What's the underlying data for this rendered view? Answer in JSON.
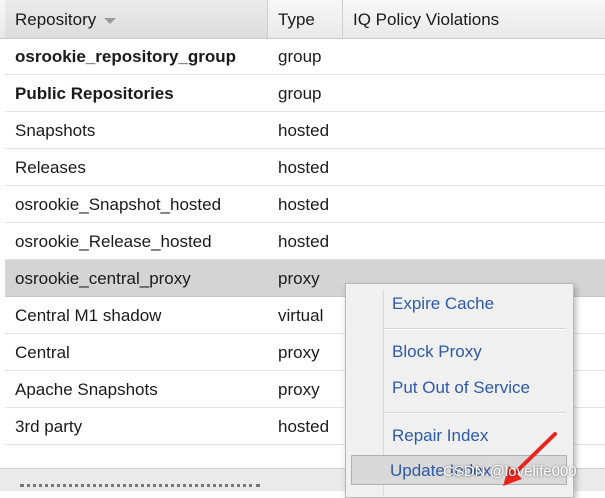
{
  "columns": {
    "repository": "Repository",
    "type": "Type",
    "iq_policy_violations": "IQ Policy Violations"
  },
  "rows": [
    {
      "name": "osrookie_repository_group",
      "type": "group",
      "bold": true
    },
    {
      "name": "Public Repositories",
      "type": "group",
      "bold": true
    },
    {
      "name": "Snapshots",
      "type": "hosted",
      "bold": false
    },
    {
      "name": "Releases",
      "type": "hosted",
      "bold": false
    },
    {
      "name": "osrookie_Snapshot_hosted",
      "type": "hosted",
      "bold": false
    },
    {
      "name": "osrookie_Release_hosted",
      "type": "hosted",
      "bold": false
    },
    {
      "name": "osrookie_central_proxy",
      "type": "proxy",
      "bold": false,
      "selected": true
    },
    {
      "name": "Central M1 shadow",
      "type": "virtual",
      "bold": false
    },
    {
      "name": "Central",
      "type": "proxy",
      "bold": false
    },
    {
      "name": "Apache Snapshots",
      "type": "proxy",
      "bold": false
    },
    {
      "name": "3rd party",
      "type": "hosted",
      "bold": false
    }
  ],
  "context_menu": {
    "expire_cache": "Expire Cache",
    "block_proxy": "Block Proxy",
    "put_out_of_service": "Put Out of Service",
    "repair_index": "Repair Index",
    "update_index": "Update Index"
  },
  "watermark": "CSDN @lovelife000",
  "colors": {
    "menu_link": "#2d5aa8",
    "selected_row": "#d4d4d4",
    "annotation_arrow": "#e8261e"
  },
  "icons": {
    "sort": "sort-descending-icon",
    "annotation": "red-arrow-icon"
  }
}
####################
Extract the full listing above verbatim; pictures are to be left out of the copy.

TASK RESULT
What's the underlying data for this rendered view? Answer in JSON.
{
  "columns": {
    "repository": "Repository",
    "type": "Type",
    "iq_policy_violations": "IQ Policy Violations"
  },
  "rows": [
    {
      "name": "osrookie_repository_group",
      "type": "group",
      "bold": true
    },
    {
      "name": "Public Repositories",
      "type": "group",
      "bold": true
    },
    {
      "name": "Snapshots",
      "type": "hosted",
      "bold": false
    },
    {
      "name": "Releases",
      "type": "hosted",
      "bold": false
    },
    {
      "name": "osrookie_Snapshot_hosted",
      "type": "hosted",
      "bold": false
    },
    {
      "name": "osrookie_Release_hosted",
      "type": "hosted",
      "bold": false
    },
    {
      "name": "osrookie_central_proxy",
      "type": "proxy",
      "bold": false,
      "selected": true
    },
    {
      "name": "Central M1 shadow",
      "type": "virtual",
      "bold": false
    },
    {
      "name": "Central",
      "type": "proxy",
      "bold": false
    },
    {
      "name": "Apache Snapshots",
      "type": "proxy",
      "bold": false
    },
    {
      "name": "3rd party",
      "type": "hosted",
      "bold": false
    }
  ],
  "context_menu": {
    "expire_cache": "Expire Cache",
    "block_proxy": "Block Proxy",
    "put_out_of_service": "Put Out of Service",
    "repair_index": "Repair Index",
    "update_index": "Update Index"
  },
  "watermark": "CSDN @lovelife000",
  "colors": {
    "menu_link": "#2d5aa8",
    "selected_row": "#d4d4d4",
    "annotation_arrow": "#e8261e"
  },
  "icons": {
    "sort": "sort-descending-icon",
    "annotation": "red-arrow-icon"
  }
}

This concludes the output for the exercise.